Directions for this task: Rewrite everything in the data from the line containing "- candle-body: [451, 424, 454, 433]" down to the line containing "- candle-body: [543, 447, 546, 457]", changing each "candle-body" to "bar-body" and keeping all else the same. Give back only those lines.

Exercise input:
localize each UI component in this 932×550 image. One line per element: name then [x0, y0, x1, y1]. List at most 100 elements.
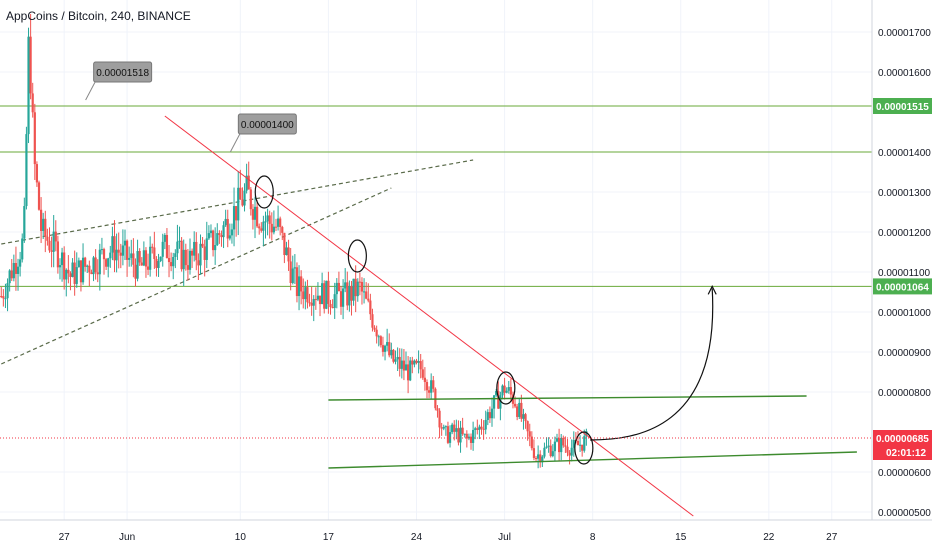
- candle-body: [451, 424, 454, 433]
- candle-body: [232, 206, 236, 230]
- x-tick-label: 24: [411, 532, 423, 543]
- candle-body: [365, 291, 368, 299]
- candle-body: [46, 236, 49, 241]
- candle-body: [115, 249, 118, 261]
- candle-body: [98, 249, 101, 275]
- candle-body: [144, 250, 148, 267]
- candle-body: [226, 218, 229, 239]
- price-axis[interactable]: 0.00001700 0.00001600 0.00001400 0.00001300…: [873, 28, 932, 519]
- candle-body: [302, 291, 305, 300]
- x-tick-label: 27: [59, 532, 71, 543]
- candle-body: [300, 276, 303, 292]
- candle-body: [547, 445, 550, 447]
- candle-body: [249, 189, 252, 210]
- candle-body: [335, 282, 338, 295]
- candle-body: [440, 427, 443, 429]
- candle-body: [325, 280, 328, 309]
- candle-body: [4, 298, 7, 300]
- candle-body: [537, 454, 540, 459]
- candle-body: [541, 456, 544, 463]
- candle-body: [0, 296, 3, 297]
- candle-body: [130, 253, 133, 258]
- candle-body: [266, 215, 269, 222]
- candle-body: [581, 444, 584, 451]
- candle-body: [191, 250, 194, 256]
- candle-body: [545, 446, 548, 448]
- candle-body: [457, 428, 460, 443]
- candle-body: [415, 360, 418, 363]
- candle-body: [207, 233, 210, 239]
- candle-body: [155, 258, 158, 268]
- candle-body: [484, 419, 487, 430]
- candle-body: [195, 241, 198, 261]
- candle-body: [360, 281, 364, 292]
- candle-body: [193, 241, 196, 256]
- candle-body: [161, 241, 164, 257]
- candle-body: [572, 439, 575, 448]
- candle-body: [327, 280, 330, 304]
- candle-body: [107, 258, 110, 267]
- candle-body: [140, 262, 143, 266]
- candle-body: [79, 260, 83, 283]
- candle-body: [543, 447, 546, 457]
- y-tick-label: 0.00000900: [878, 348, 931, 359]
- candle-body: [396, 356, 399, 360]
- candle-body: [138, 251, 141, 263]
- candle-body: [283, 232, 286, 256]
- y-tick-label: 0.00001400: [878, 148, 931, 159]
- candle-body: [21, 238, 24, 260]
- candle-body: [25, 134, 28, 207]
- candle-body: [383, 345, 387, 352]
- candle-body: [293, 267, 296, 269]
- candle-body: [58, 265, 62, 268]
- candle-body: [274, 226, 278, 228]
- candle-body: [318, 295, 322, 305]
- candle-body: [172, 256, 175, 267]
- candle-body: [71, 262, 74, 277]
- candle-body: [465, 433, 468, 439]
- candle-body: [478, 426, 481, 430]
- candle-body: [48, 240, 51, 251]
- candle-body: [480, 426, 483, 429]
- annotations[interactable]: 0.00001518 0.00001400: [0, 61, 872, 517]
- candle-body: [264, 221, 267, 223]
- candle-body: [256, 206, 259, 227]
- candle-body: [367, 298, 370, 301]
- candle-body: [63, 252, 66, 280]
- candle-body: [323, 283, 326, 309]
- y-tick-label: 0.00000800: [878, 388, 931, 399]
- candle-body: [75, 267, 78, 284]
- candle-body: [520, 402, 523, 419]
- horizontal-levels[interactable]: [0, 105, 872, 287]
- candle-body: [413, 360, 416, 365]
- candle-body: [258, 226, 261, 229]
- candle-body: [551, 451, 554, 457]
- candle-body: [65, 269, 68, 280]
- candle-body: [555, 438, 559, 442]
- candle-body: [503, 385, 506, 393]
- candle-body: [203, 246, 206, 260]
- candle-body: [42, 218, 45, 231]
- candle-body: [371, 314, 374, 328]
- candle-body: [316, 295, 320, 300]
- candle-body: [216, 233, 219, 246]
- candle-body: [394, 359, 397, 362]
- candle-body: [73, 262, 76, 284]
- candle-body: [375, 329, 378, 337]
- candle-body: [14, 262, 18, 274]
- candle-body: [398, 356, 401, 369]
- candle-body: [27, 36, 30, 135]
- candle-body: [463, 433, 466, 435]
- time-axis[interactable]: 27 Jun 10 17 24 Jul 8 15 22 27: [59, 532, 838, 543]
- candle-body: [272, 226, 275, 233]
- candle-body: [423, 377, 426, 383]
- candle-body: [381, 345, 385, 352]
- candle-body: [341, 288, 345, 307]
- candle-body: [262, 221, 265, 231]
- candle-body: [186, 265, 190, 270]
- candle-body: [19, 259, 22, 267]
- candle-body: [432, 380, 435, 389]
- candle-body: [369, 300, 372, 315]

Result below:
- bar-body: [451, 424, 454, 433]
- bar-body: [232, 206, 236, 230]
- x-tick-label: 24: [411, 532, 423, 543]
- bar-body: [365, 291, 368, 299]
- bar-body: [46, 236, 49, 241]
- bar-body: [115, 249, 118, 261]
- bar-body: [98, 249, 101, 275]
- bar-body: [144, 250, 148, 267]
- bar-body: [226, 218, 229, 239]
- price-axis[interactable]: 0.00001700 0.00001600 0.00001400 0.00001300…: [873, 28, 932, 519]
- bar-body: [302, 291, 305, 300]
- x-tick-label: 27: [59, 532, 71, 543]
- bar-body: [300, 276, 303, 292]
- bar-body: [547, 445, 550, 447]
- bar-body: [249, 189, 252, 210]
- bar-body: [335, 282, 338, 295]
- bar-body: [440, 427, 443, 429]
- bar-body: [325, 280, 328, 309]
- bar-body: [4, 298, 7, 300]
- bar-body: [537, 454, 540, 459]
- bar-body: [541, 456, 544, 463]
- bar-body: [0, 296, 3, 297]
- bar-body: [130, 253, 133, 258]
- bar-body: [266, 215, 269, 222]
- bar-body: [581, 444, 584, 451]
- bar-body: [191, 250, 194, 256]
- bar-body: [545, 446, 548, 448]
- bar-body: [457, 428, 460, 443]
- bar-body: [415, 360, 418, 363]
- bar-body: [207, 233, 210, 239]
- bar-body: [155, 258, 158, 268]
- bar-body: [484, 419, 487, 430]
- bar-body: [195, 241, 198, 261]
- bar-body: [360, 281, 364, 292]
- bar-body: [193, 241, 196, 256]
- bar-body: [161, 241, 164, 257]
- bar-body: [572, 439, 575, 448]
- bar-body: [327, 280, 330, 304]
- bar-body: [107, 258, 110, 267]
- bar-body: [140, 262, 143, 266]
- bar-body: [79, 260, 83, 283]
- bar-body: [543, 447, 546, 457]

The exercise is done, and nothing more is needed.